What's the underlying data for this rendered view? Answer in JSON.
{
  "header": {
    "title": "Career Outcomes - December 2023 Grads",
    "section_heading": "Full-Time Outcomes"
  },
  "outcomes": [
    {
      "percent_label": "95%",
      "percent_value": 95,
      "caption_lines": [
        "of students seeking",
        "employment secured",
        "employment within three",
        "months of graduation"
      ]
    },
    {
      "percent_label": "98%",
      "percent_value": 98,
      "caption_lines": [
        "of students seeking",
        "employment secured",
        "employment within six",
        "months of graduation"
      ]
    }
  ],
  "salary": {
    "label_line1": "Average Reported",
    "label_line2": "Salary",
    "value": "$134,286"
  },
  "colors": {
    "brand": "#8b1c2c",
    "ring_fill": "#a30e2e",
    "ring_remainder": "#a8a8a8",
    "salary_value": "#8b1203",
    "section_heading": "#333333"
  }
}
=======
* **Stated exercise**
Transcribe all of the lines in the records precisely.

* **Written answer**
What's the underlying data for this rendered view? Answer in JSON.
{
  "header": {
    "title": "Career Outcomes - December 2023 Grads",
    "section_heading": "Full-Time Outcomes"
  },
  "outcomes": [
    {
      "percent_label": "95%",
      "percent_value": 95,
      "caption_lines": [
        "of students seeking",
        "employment secured",
        "employment within three",
        "months of graduation"
      ]
    },
    {
      "percent_label": "98%",
      "percent_value": 98,
      "caption_lines": [
        "of students seeking",
        "employment secured",
        "employment within six",
        "months of graduation"
      ]
    }
  ],
  "salary": {
    "label_line1": "Average Reported",
    "label_line2": "Salary",
    "value": "$134,286"
  },
  "colors": {
    "brand": "#8b1c2c",
    "ring_fill": "#a30e2e",
    "ring_remainder": "#a8a8a8",
    "salary_value": "#8b1203",
    "section_heading": "#333333"
  }
}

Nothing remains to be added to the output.